Directions ▸ Among the entries below, find the lines with "一特两化" and copy them.

[Records from a collection]
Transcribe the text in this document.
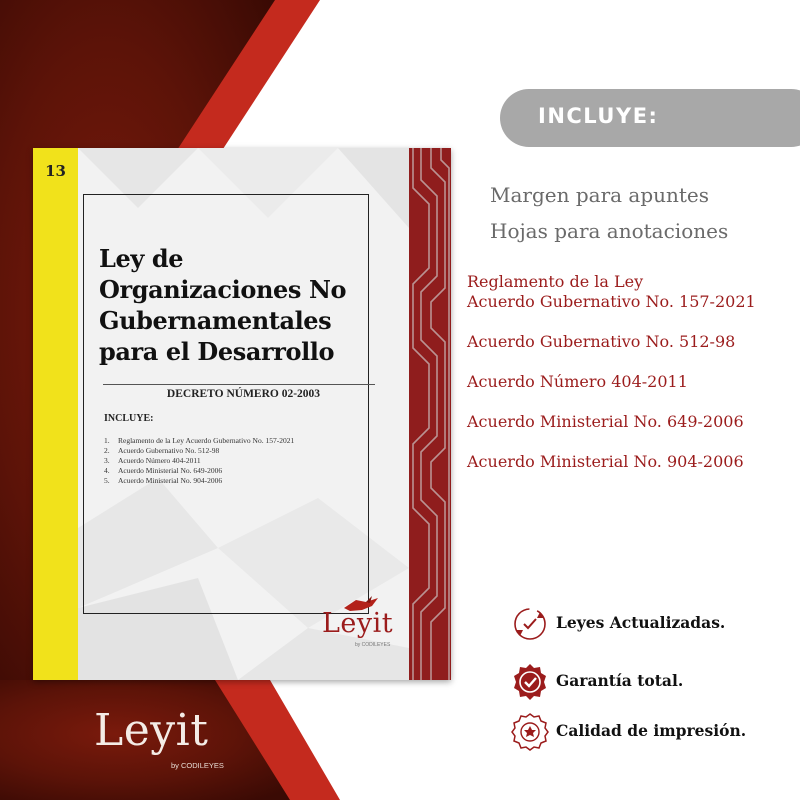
13
Ley de
Organizaciones No
Gubernamentales
para el Desarrollo
DECRETO NÚMERO 02-2003
INCLUYE:
1.	Reglamento de la Ley Acuerdo Gubernativo No. 157-2021
2.	Acuerdo Gubernativo No. 512-98
3.	Acuerdo Número 404-2011
4.	Acuerdo Ministerial No. 649-2006
5.	Acuerdo Ministerial No. 904-2006
Leyit
by CODILEYES
Leyit
by CODILEYES
INCLUYE:
Margen para apuntes
Hojas para anotaciones
Reglamento de la Ley
Acuerdo Gubernativo No. 157-2021
Acuerdo Gubernativo No. 512-98
Acuerdo Número 404-2011
Acuerdo Ministerial No. 649-2006
Acuerdo Ministerial No. 904-2006
Leyes Actualizadas.
Garantía total.
Calidad de impresión.
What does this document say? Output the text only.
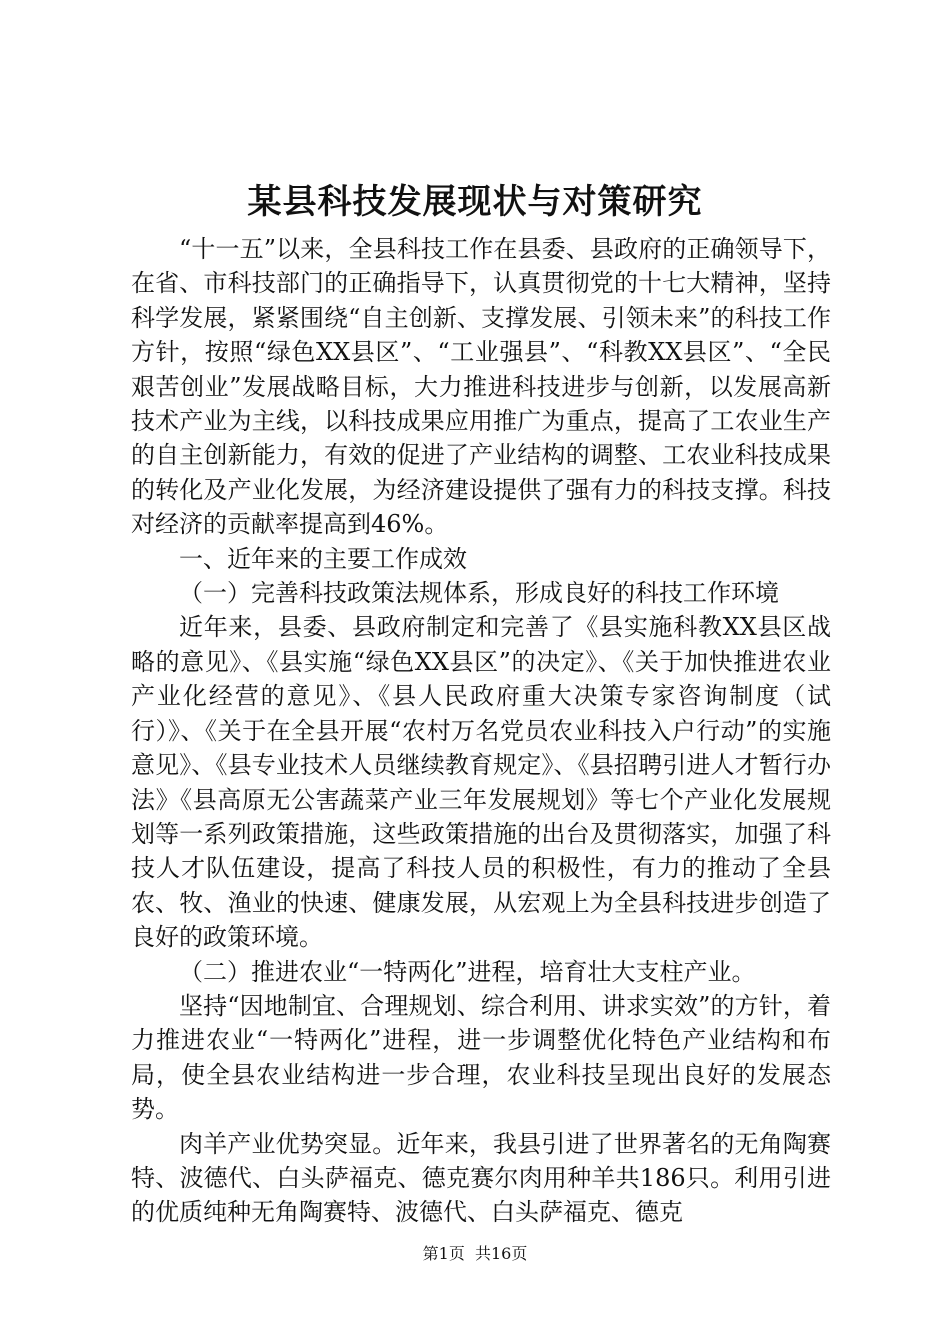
某县科技发展现状与对策研究

“十一五”以来，全县科技工作在县委、县政府的正确领导下，在省、市科技部门的正确指导下，认真贯彻党的十七大精神，坚持科学发展，紧紧围绕“自主创新、支撑发展、引领未来”的科技工作方针，按照“绿色XX县区”、“工业强县”、“科教XX县区”、“全民艰苦创业”发展战略目标，大力推进科技进步与创新，以发展高新技术产业为主线，以科技成果应用推广为重点，提高了工农业生产的自主创新能力，有效的促进了产业结构的调整、工农业科技成果的转化及产业化发展，为经济建设提供了强有力的科技支撑。科技对经济的贡献率提高到46%。

一、近年来的主要工作成效

（一）完善科技政策法规体系，形成良好的科技工作环境

近年来，县委、县政府制定和完善了《县实施科教XX县区战略的意见》、《县实施“绿色XX县区”的决定》、《关于加快推进农业产业化经营的意见》、《县人民政府重大决策专家咨询制度（试行）》、《关于在全县开展“农村万名党员农业科技入户行动”的实施意见》、《县专业技术人员继续教育规定》、《县招聘引进人才暂行办法》《县高原无公害蔬菜产业三年发展规划》等七个产业化发展规划等一系列政策措施，这些政策措施的出台及贯彻落实，加强了科技人才队伍建设，提高了科技人员的积极性，有力的推动了全县农、牧、渔业的快速、健康发展，从宏观上为全县科技进步创造了良好的政策环境。

（二）推进农业“一特两化”进程，培育壮大支柱产业。

坚持“因地制宜、合理规划、综合利用、讲求实效”的方针，着力推进农业“一特两化”进程，进一步调整优化特色产业结构和布局，使全县农业结构进一步合理，农业科技呈现出良好的发展态势。

肉羊产业优势突显。近年来，我县引进了世界著名的无角陶赛特、波德代、白头萨福克、德克赛尔肉用种羊共186只。利用引进的优质纯种无角陶赛特、波德代、白头萨福克、德克

第1页  共16页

Answer for the task ▸
（二）推进农业“一特两化”进程，培育壮大支柱产业。
坚持“因地制宜、合理规划、综合利用、讲求实效”的方针，着力推进农业“一特两化”进程，进一步调整优化特色产业结构和布局，使全县农业结构进一步合理，农业科技呈现出良好的发展态势。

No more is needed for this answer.